━━━━━ INFORMATION PROVIDED ━━━━━

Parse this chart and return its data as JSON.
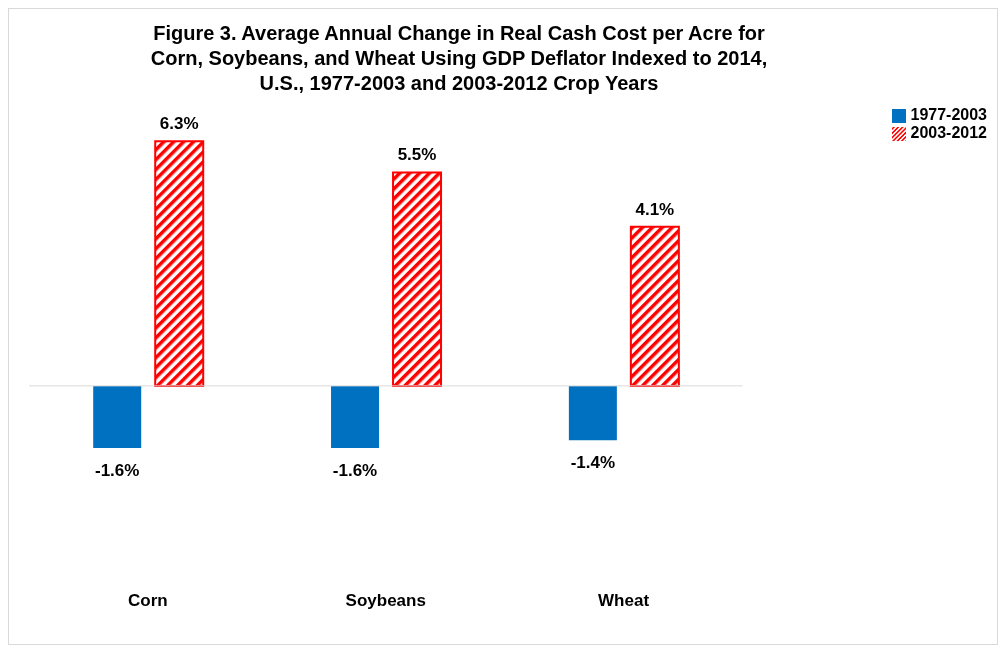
{
  "chart_data": {
    "type": "bar",
    "title": "Figure 3. Average Annual Change in Real Cash Cost per Acre for Corn, Soybeans, and Wheat Using GDP Deflator Indexed to 2014, U.S., 1977-2003 and 2003-2012 Crop Years",
    "categories": [
      "Corn",
      "Soybeans",
      "Wheat"
    ],
    "series": [
      {
        "name": "1977-2003",
        "color": "#0070c0",
        "values": [
          -1.6,
          -1.6,
          -1.4
        ],
        "value_labels": [
          "-1.6%",
          "-1.6%",
          "-1.4%"
        ]
      },
      {
        "name": "2003-2012",
        "color": "#ff0000",
        "values": [
          6.3,
          5.5,
          4.1
        ],
        "value_labels": [
          "6.3%",
          "5.5%",
          "4.1%"
        ]
      }
    ],
    "legend": "top right"
  }
}
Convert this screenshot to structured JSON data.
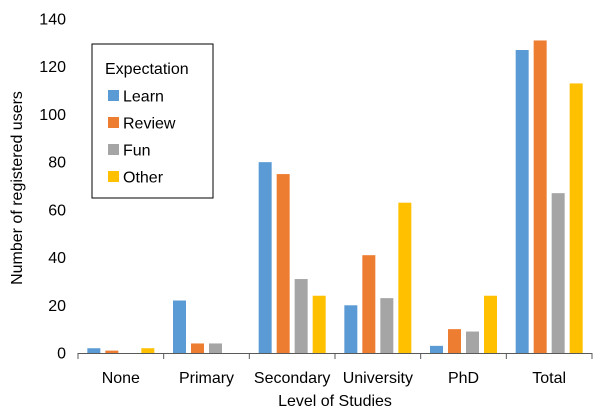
{
  "chart_data": {
    "type": "bar",
    "title": "",
    "xlabel": "Level of Studies",
    "ylabel": "Number of registered users",
    "ylim": [
      0,
      140
    ],
    "yticks": [
      0,
      20,
      40,
      60,
      80,
      100,
      120,
      140
    ],
    "categories": [
      "None",
      "Primary",
      "Secondary",
      "University",
      "PhD",
      "Total"
    ],
    "legend": {
      "title": "Expectation",
      "position": "top-left"
    },
    "series": [
      {
        "name": "Learn",
        "color": "#5B9BD5",
        "values": [
          2,
          22,
          80,
          20,
          3,
          127
        ]
      },
      {
        "name": "Review",
        "color": "#ED7D31",
        "values": [
          1,
          4,
          75,
          41,
          10,
          131
        ]
      },
      {
        "name": "Fun",
        "color": "#A5A5A5",
        "values": [
          0,
          4,
          31,
          23,
          9,
          67
        ]
      },
      {
        "name": "Other",
        "color": "#FFC000",
        "values": [
          2,
          0,
          24,
          63,
          24,
          113
        ]
      }
    ],
    "grid": false
  }
}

━━━━━

STATED TASK
Except for the pictures, copy the material above exactly.

ANSWER FOR THE TASK
Parse this chart and return its data as JSON.
{
  "chart_data": {
    "type": "bar",
    "title": "Figure 3. Average Annual Change in Real Cash Cost per Acre for Corn, Soybeans, and Wheat Using GDP Deflator Indexed to 2014, U.S., 1977-2003 and 2003-2012 Crop Years",
    "categories": [
      "Corn",
      "Soybeans",
      "Wheat"
    ],
    "series": [
      {
        "name": "1977-2003",
        "color": "#0070c0",
        "values": [
          -1.6,
          -1.6,
          -1.4
        ],
        "value_labels": [
          "-1.6%",
          "-1.6%",
          "-1.4%"
        ]
      },
      {
        "name": "2003-2012",
        "color": "#ff0000",
        "values": [
          6.3,
          5.5,
          4.1
        ],
        "value_labels": [
          "6.3%",
          "5.5%",
          "4.1%"
        ]
      }
    ],
    "legend": "top right"
  }
}
Convert this screenshot to structured JSON data.
{
  "chart_data": {
    "type": "bar",
    "title": "",
    "xlabel": "Level of Studies",
    "ylabel": "Number of registered users",
    "ylim": [
      0,
      140
    ],
    "yticks": [
      0,
      20,
      40,
      60,
      80,
      100,
      120,
      140
    ],
    "categories": [
      "None",
      "Primary",
      "Secondary",
      "University",
      "PhD",
      "Total"
    ],
    "legend": {
      "title": "Expectation",
      "position": "top-left"
    },
    "series": [
      {
        "name": "Learn",
        "color": "#5B9BD5",
        "values": [
          2,
          22,
          80,
          20,
          3,
          127
        ]
      },
      {
        "name": "Review",
        "color": "#ED7D31",
        "values": [
          1,
          4,
          75,
          41,
          10,
          131
        ]
      },
      {
        "name": "Fun",
        "color": "#A5A5A5",
        "values": [
          0,
          4,
          31,
          23,
          9,
          67
        ]
      },
      {
        "name": "Other",
        "color": "#FFC000",
        "values": [
          2,
          0,
          24,
          63,
          24,
          113
        ]
      }
    ],
    "grid": false
  }
}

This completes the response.